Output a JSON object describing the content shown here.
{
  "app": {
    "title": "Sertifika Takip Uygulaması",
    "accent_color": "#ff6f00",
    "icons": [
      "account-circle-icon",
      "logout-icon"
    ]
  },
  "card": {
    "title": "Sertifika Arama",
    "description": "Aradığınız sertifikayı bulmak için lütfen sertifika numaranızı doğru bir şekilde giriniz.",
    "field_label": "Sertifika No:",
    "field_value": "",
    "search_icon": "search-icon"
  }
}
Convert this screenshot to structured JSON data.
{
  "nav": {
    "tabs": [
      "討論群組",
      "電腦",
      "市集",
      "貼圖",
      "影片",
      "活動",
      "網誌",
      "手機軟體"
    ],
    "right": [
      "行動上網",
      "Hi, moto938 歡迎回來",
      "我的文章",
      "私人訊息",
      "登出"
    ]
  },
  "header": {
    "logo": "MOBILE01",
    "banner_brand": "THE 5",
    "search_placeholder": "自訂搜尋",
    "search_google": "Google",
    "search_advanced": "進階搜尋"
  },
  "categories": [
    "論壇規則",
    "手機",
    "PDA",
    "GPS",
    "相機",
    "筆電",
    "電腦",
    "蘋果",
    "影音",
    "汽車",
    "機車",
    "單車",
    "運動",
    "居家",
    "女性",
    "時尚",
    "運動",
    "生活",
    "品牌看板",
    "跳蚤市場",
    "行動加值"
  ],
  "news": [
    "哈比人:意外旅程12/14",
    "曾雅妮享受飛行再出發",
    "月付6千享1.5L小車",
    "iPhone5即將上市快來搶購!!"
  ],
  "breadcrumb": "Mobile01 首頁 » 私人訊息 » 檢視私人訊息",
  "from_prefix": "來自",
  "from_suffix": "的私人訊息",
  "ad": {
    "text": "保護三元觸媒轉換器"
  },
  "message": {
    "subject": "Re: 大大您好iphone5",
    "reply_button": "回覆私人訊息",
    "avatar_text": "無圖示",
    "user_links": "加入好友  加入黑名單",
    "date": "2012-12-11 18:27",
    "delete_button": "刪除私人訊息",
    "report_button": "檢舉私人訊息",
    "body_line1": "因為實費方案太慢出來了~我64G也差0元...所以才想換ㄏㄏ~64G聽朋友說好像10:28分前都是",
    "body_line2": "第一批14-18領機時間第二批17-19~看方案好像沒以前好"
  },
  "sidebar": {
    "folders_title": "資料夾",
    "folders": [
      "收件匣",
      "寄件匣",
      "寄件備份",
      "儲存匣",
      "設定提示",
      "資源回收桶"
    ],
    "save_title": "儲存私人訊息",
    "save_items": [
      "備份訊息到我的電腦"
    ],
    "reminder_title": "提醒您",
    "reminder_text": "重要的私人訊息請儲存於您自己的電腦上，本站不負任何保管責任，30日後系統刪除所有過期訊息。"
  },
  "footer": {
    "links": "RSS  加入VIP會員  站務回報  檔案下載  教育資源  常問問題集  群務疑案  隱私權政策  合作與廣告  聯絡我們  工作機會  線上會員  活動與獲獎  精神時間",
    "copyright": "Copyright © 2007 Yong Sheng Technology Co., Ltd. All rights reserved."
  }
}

__________

#### Work to do
The records above are to be repeated exactly, in their entirety.

#### The answer
Output a JSON object describing the content shown here.
{
  "app": {
    "title": "Sertifika Takip Uygulaması",
    "accent_color": "#ff6f00",
    "icons": [
      "account-circle-icon",
      "logout-icon"
    ]
  },
  "card": {
    "title": "Sertifika Arama",
    "description": "Aradığınız sertifikayı bulmak için lütfen sertifika numaranızı doğru bir şekilde giriniz.",
    "field_label": "Sertifika No:",
    "field_value": "",
    "search_icon": "search-icon"
  }
}
Convert this screenshot to structured JSON data.
{
  "nav": {
    "tabs": [
      "討論群組",
      "電腦",
      "市集",
      "貼圖",
      "影片",
      "活動",
      "網誌",
      "手機軟體"
    ],
    "right": [
      "行動上網",
      "Hi, moto938 歡迎回來",
      "我的文章",
      "私人訊息",
      "登出"
    ]
  },
  "header": {
    "logo": "MOBILE01",
    "banner_brand": "THE 5",
    "search_placeholder": "自訂搜尋",
    "search_google": "Google",
    "search_advanced": "進階搜尋"
  },
  "categories": [
    "論壇規則",
    "手機",
    "PDA",
    "GPS",
    "相機",
    "筆電",
    "電腦",
    "蘋果",
    "影音",
    "汽車",
    "機車",
    "單車",
    "運動",
    "居家",
    "女性",
    "時尚",
    "運動",
    "生活",
    "品牌看板",
    "跳蚤市場",
    "行動加值"
  ],
  "news": [
    "哈比人:意外旅程12/14",
    "曾雅妮享受飛行再出發",
    "月付6千享1.5L小車",
    "iPhone5即將上市快來搶購!!"
  ],
  "breadcrumb": "Mobile01 首頁 » 私人訊息 » 檢視私人訊息",
  "from_prefix": "來自",
  "from_suffix": "的私人訊息",
  "ad": {
    "text": "保護三元觸媒轉換器"
  },
  "message": {
    "subject": "Re: 大大您好iphone5",
    "reply_button": "回覆私人訊息",
    "avatar_text": "無圖示",
    "user_links": "加入好友  加入黑名單",
    "date": "2012-12-11 18:27",
    "delete_button": "刪除私人訊息",
    "report_button": "檢舉私人訊息",
    "body_line1": "因為實費方案太慢出來了~我64G也差0元...所以才想換ㄏㄏ~64G聽朋友說好像10:28分前都是",
    "body_line2": "第一批14-18領機時間第二批17-19~看方案好像沒以前好"
  },
  "sidebar": {
    "folders_title": "資料夾",
    "folders": [
      "收件匣",
      "寄件匣",
      "寄件備份",
      "儲存匣",
      "設定提示",
      "資源回收桶"
    ],
    "save_title": "儲存私人訊息",
    "save_items": [
      "備份訊息到我的電腦"
    ],
    "reminder_title": "提醒您",
    "reminder_text": "重要的私人訊息請儲存於您自己的電腦上，本站不負任何保管責任，30日後系統刪除所有過期訊息。"
  },
  "footer": {
    "links": "RSS  加入VIP會員  站務回報  檔案下載  教育資源  常問問題集  群務疑案  隱私權政策  合作與廣告  聯絡我們  工作機會  線上會員  活動與獲獎  精神時間",
    "copyright": "Copyright © 2007 Yong Sheng Technology Co., Ltd. All rights reserved."
  }
}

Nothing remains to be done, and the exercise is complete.